(Records from a collection)

>> BEGIN

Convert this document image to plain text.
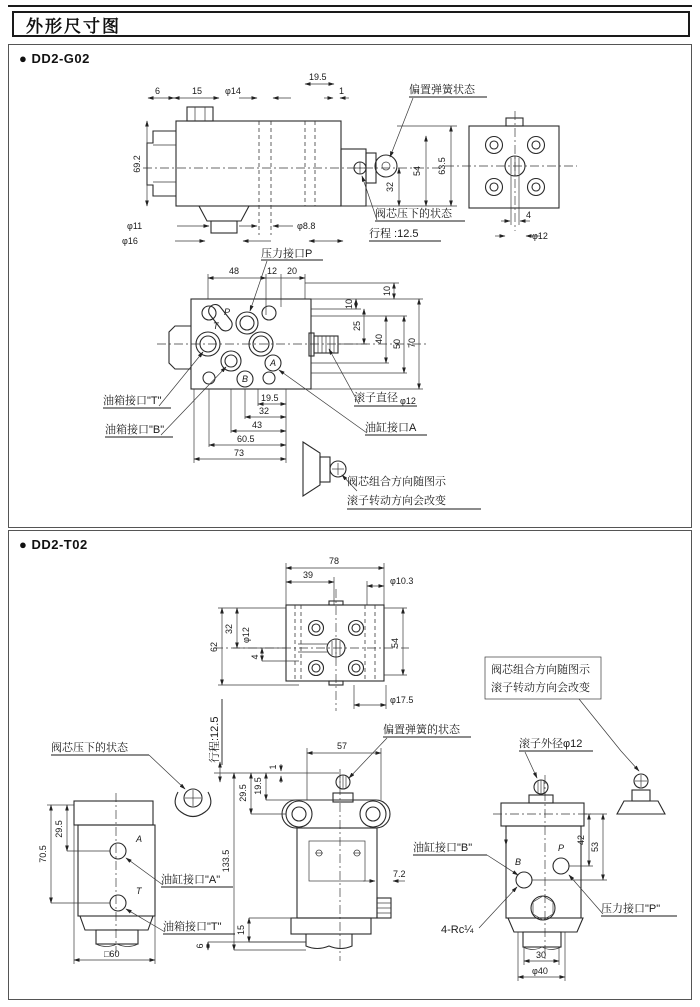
外形尺寸图
● DD2-G02
69.2
6	15	φ14
19.5
1
32
54 63.5
φ11
φ16
φ8.8
偏置弹簧状态
阀芯压下的状态
行程 :12.5
4
φ12
P
T
B
A
压力接口P
48	12 20
10
10
25
40 50 70
19.5
32
43
60.5
73
油箱接口"T"
油箱接口"B"
滚子直径 φ12
油缸接口A
阀芯组合方向随图示
滚子转动方向会改变
● DD2-T02
78
39
φ10.3
62
32 φ12
4
54
φ17.5
阀芯组合方向随图示
滚子转动方向会改变
阀芯压下的状态	行程:12.5	57
偏置弹簧的状态
1
19.5
29.5
133.5
15
6
7.2
油缸接口"B"
4-Rc¼
A
T
29.5
70.5
□60
油缸接口"A"
油箱接口"T"
滚子外径φ12
B
P
42
53
压力接口"P"
30
φ40
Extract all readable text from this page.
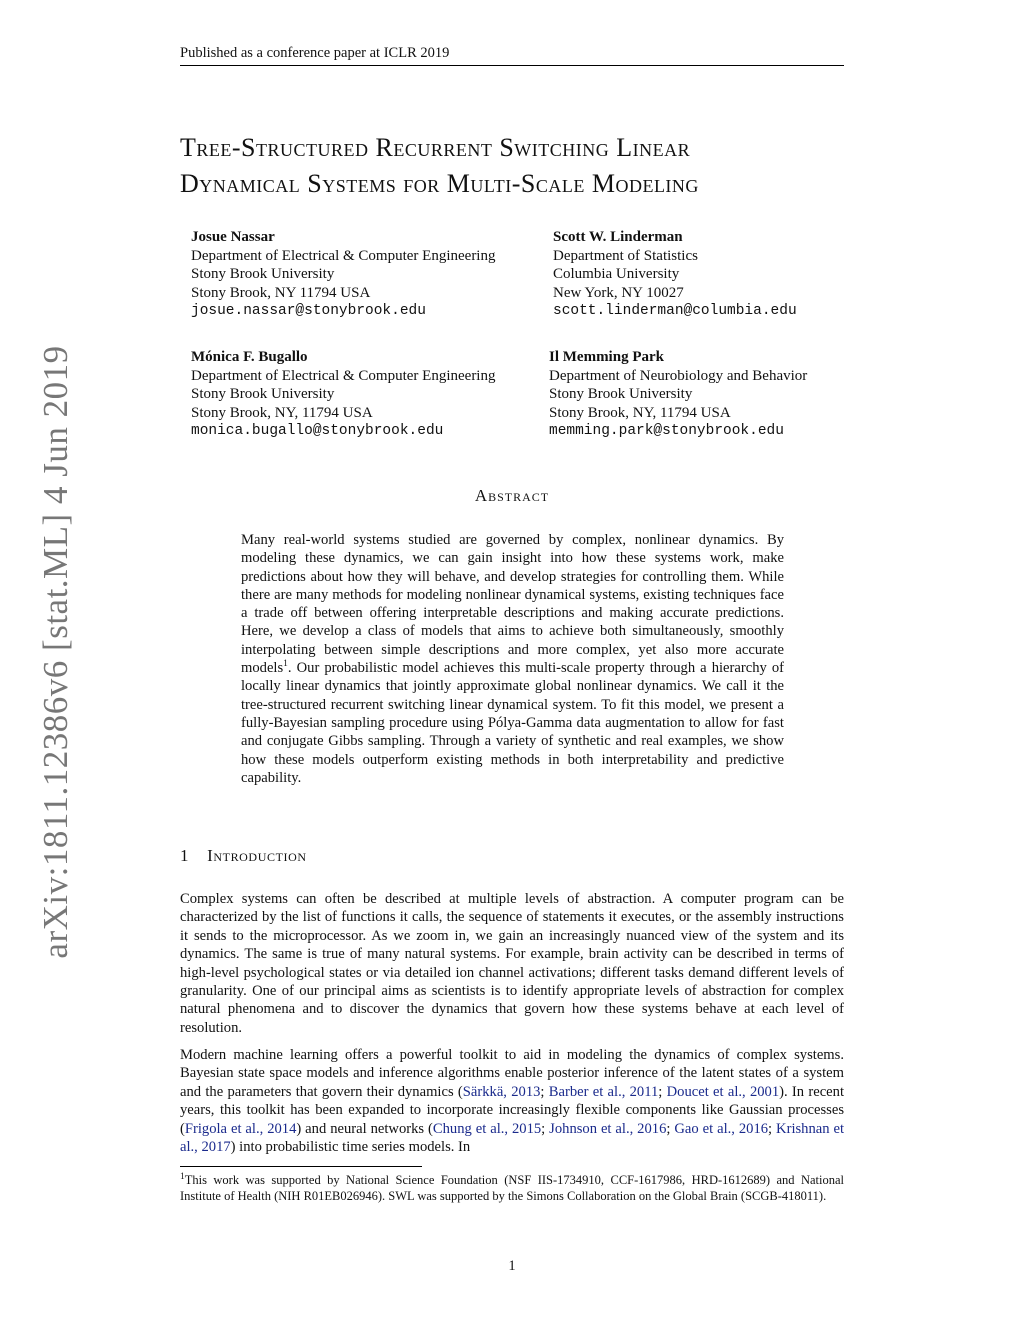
Published as a conference paper at ICLR 2019
Tree-Structured Recurrent Switching Linear
Dynamical Systems for Multi-Scale Modeling
Josue Nassar
Department of Electrical & Computer Engineering
Stony Brook University
Stony Brook, NY 11794 USA
josue.nassar@stonybrook.edu
Scott W. Linderman
Department of Statistics
Columbia University
New York, NY 10027
scott.linderman@columbia.edu
Mónica F. Bugallo
Department of Electrical & Computer Engineering
Stony Brook University
Stony Brook, NY, 11794 USA
monica.bugallo@stonybrook.edu
Il Memming Park
Department of Neurobiology and Behavior
Stony Brook University
Stony Brook, NY, 11794 USA
memming.park@stonybrook.edu
Abstract

Many real-world systems studied are governed by complex, nonlinear dynamics. By modeling these dynamics, we can gain insight into how these systems work, make predictions about how they will behave, and develop strategies for controlling them. While there are many methods for modeling nonlinear dynamical systems, existing techniques face a trade off between offering interpretable descriptions and making accurate predictions. Here, we develop a class of models that aims to achieve both simultaneously, smoothly interpolating between simple descriptions and more complex, yet also more accurate models$^1$. Our probabilistic model achieves this multi-scale property through a hierarchy of locally linear dynamics that jointly approximate global nonlinear dynamics. We call it the tree-structured recurrent switching linear dynamical system. To fit this model, we present a fully-Bayesian sampling procedure using Pólya-Gamma data augmentation to allow for fast and conjugate Gibbs sampling. Through a variety of synthetic and real examples, we show how these models outperform existing methods in both interpretability and predictive capability.

1 Introduction

Complex systems can often be described at multiple levels of abstraction. A computer program can be characterized by the list of functions it calls, the sequence of statements it executes, or the assembly instructions it sends to the microprocessor. As we zoom in, we gain an increasingly nuanced view of the system and its dynamics. The same is true of many natural systems. For example, brain activity can be described in terms of high-level psychological states or via detailed ion channel activations; different tasks demand different levels of granularity. One of our principal aims as scientists is to identify appropriate levels of abstraction for complex natural phenomena and to discover the dynamics that govern how these systems behave at each level of resolution.

Modern machine learning offers a powerful toolkit to aid in modeling the dynamics of complex systems. Bayesian state space models and inference algorithms enable posterior inference of the latent states of a system and the parameters that govern their dynamics (Särkkä, 2013; Barber et al., 2011; Doucet et al., 2001). In recent years, this toolkit has been expanded to incorporate increasingly flexible components like Gaussian processes (Frigola et al., 2014) and neural networks (Chung et al., 2015; Johnson et al., 2016; Gao et al., 2016; Krishnan et al., 2017) into probabilistic time series models. In

$^1$This work was supported by National Science Foundation (NSF IIS-1734910, CCF-1617986, HRD-1612689) and National Institute of Health (NIH R01EB026946). SWL was supported by the Simons Collaboration on the Global Brain (SCGB-418011).
1
arXiv:1811.12386v6 [stat.ML] 4 Jun 2019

>> END

Task brief:
Identify and copy the lines holding the word "Department".

Finished task:
Department of Electrical & Computer Engineering
Department of Statistics
Department of Electrical & Computer Engineering
Department of Neurobiology and Behavior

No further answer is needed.